**The records**
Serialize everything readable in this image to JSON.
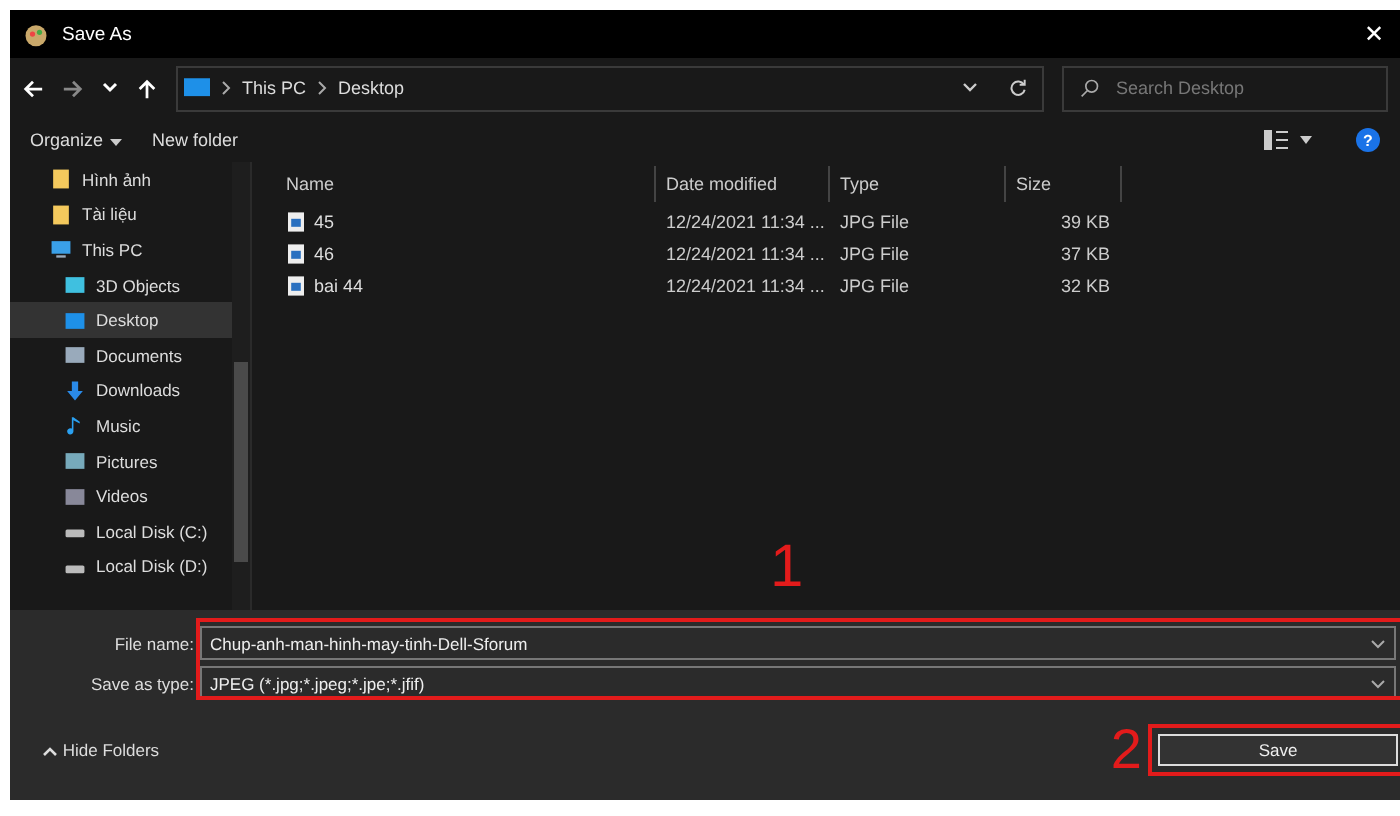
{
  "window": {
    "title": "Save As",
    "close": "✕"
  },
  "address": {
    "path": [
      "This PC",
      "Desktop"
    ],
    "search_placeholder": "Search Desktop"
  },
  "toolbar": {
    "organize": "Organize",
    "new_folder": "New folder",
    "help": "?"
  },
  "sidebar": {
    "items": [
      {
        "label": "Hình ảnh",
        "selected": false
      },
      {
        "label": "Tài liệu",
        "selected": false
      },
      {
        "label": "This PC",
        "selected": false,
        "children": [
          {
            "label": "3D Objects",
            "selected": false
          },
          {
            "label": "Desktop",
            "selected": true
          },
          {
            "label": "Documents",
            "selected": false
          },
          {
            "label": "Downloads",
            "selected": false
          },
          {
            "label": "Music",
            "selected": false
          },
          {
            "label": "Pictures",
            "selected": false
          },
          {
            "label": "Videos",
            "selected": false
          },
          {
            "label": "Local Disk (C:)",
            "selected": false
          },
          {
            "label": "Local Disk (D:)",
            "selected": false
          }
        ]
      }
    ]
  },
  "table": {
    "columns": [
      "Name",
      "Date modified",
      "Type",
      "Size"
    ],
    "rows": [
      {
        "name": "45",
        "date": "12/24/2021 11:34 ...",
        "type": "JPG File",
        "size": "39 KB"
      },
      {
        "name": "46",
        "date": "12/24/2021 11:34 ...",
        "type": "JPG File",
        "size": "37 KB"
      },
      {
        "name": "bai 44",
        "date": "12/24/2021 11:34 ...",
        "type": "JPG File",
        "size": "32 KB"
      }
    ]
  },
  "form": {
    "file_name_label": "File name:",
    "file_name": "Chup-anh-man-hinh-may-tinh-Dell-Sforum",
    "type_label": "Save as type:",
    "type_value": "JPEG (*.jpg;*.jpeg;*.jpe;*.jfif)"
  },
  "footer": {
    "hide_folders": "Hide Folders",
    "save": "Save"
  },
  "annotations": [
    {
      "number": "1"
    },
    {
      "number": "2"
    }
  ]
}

* * *

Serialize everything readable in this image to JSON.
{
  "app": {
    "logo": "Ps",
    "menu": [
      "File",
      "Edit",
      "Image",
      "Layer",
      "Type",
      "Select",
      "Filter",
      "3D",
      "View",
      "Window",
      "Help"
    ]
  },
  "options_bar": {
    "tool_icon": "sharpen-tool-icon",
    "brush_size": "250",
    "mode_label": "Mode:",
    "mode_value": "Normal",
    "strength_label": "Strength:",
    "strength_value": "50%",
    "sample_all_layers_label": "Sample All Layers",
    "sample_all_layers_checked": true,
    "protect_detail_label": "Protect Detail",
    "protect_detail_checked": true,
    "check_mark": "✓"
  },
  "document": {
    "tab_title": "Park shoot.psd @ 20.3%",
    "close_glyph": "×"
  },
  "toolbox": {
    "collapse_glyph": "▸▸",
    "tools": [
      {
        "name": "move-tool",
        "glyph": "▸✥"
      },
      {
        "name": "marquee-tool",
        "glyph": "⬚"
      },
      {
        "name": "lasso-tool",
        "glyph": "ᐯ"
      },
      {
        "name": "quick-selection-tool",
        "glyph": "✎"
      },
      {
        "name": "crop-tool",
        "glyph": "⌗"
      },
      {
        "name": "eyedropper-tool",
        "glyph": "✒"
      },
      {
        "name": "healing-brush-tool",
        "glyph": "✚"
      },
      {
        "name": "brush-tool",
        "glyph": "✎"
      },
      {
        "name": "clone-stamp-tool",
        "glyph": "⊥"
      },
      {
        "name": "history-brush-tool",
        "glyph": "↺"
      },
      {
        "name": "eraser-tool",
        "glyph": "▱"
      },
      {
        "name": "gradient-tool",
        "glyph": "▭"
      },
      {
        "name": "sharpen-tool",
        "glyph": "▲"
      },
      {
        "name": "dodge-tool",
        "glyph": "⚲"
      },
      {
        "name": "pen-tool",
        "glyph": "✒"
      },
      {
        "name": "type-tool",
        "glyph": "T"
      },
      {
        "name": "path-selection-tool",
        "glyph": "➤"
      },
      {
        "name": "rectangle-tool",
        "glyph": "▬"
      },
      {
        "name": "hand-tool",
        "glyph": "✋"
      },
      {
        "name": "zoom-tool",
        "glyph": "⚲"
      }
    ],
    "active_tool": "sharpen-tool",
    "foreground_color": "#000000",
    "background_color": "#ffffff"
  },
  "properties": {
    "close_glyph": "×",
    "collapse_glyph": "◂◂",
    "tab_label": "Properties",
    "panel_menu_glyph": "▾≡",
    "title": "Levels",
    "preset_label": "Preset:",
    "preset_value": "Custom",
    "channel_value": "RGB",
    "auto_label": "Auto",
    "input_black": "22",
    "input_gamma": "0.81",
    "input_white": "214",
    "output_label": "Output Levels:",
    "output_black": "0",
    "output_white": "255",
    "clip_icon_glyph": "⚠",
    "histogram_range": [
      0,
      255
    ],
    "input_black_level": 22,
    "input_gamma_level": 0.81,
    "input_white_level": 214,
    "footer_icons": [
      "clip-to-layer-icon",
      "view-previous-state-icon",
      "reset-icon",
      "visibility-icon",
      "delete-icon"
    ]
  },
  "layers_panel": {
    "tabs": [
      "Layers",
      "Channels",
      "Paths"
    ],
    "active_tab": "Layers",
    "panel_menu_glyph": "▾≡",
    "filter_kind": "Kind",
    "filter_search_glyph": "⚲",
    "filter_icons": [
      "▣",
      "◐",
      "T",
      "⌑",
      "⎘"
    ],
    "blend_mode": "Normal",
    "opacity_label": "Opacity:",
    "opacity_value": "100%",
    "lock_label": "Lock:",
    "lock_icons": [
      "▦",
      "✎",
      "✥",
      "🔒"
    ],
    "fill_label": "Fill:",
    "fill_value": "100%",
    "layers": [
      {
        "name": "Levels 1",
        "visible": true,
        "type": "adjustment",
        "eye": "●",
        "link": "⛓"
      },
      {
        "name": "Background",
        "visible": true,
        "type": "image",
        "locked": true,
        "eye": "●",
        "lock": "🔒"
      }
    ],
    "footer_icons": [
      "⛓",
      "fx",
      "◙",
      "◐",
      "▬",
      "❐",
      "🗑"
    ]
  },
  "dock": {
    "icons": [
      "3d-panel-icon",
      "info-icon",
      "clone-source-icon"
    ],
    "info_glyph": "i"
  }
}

**Set problem**
Identify and copy the lines holding the word "clone".

**Solution for this task**
        "name": "clone-stamp-tool",
      "clone-source-icon"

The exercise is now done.